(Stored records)
-=-=-

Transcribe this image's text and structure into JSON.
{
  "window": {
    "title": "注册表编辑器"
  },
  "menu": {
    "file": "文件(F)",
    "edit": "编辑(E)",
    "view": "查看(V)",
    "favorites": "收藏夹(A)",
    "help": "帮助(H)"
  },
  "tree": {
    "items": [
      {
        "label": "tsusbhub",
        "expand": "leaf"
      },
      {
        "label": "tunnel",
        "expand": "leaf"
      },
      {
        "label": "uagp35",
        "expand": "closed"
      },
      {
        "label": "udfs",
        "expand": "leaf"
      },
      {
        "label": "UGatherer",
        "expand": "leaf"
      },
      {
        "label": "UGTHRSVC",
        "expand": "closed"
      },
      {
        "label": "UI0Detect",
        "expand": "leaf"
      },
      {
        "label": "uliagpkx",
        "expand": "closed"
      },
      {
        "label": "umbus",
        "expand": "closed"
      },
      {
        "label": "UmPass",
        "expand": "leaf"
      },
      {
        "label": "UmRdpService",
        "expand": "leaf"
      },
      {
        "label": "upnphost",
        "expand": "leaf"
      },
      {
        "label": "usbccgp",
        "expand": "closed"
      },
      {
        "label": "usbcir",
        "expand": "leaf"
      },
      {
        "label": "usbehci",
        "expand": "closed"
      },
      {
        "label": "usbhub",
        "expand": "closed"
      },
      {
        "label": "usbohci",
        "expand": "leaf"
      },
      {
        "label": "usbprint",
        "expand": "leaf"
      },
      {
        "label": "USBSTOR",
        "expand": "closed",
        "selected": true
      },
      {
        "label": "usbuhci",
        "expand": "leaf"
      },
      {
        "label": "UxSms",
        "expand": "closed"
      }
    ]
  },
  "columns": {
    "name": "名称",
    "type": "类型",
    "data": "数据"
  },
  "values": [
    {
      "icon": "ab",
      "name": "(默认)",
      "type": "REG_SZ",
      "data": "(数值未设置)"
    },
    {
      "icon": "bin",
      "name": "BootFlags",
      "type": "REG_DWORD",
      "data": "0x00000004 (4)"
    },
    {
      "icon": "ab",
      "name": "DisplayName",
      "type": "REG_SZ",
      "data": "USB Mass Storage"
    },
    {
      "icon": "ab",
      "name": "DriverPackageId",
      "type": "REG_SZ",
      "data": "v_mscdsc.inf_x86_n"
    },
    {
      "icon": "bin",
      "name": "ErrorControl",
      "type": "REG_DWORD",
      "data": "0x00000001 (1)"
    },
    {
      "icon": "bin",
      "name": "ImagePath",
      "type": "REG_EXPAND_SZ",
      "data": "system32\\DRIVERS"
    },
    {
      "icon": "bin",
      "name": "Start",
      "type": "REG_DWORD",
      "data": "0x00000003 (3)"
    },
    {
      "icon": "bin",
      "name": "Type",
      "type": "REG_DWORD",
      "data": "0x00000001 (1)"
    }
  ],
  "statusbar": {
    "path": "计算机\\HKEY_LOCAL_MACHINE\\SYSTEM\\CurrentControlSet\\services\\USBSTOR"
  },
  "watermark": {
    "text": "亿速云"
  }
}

-=-=-

- _Requirements_
Return every line of the material exactly.

- _Solution_
Transcribe this image's text and structure into JSON.
{
  "window": {
    "title": "注册表编辑器"
  },
  "menu": {
    "file": "文件(F)",
    "edit": "编辑(E)",
    "view": "查看(V)",
    "favorites": "收藏夹(A)",
    "help": "帮助(H)"
  },
  "tree": {
    "items": [
      {
        "label": "tsusbhub",
        "expand": "leaf"
      },
      {
        "label": "tunnel",
        "expand": "leaf"
      },
      {
        "label": "uagp35",
        "expand": "closed"
      },
      {
        "label": "udfs",
        "expand": "leaf"
      },
      {
        "label": "UGatherer",
        "expand": "leaf"
      },
      {
        "label": "UGTHRSVC",
        "expand": "closed"
      },
      {
        "label": "UI0Detect",
        "expand": "leaf"
      },
      {
        "label": "uliagpkx",
        "expand": "closed"
      },
      {
        "label": "umbus",
        "expand": "closed"
      },
      {
        "label": "UmPass",
        "expand": "leaf"
      },
      {
        "label": "UmRdpService",
        "expand": "leaf"
      },
      {
        "label": "upnphost",
        "expand": "leaf"
      },
      {
        "label": "usbccgp",
        "expand": "closed"
      },
      {
        "label": "usbcir",
        "expand": "leaf"
      },
      {
        "label": "usbehci",
        "expand": "closed"
      },
      {
        "label": "usbhub",
        "expand": "closed"
      },
      {
        "label": "usbohci",
        "expand": "leaf"
      },
      {
        "label": "usbprint",
        "expand": "leaf"
      },
      {
        "label": "USBSTOR",
        "expand": "closed",
        "selected": true
      },
      {
        "label": "usbuhci",
        "expand": "leaf"
      },
      {
        "label": "UxSms",
        "expand": "closed"
      }
    ]
  },
  "columns": {
    "name": "名称",
    "type": "类型",
    "data": "数据"
  },
  "values": [
    {
      "icon": "ab",
      "name": "(默认)",
      "type": "REG_SZ",
      "data": "(数值未设置)"
    },
    {
      "icon": "bin",
      "name": "BootFlags",
      "type": "REG_DWORD",
      "data": "0x00000004 (4)"
    },
    {
      "icon": "ab",
      "name": "DisplayName",
      "type": "REG_SZ",
      "data": "USB Mass Storage"
    },
    {
      "icon": "ab",
      "name": "DriverPackageId",
      "type": "REG_SZ",
      "data": "v_mscdsc.inf_x86_n"
    },
    {
      "icon": "bin",
      "name": "ErrorControl",
      "type": "REG_DWORD",
      "data": "0x00000001 (1)"
    },
    {
      "icon": "bin",
      "name": "ImagePath",
      "type": "REG_EXPAND_SZ",
      "data": "system32\\DRIVERS"
    },
    {
      "icon": "bin",
      "name": "Start",
      "type": "REG_DWORD",
      "data": "0x00000003 (3)"
    },
    {
      "icon": "bin",
      "name": "Type",
      "type": "REG_DWORD",
      "data": "0x00000001 (1)"
    }
  ],
  "statusbar": {
    "path": "计算机\\HKEY_LOCAL_MACHINE\\SYSTEM\\CurrentControlSet\\services\\USBSTOR"
  },
  "watermark": {
    "text": "亿速云"
  }
}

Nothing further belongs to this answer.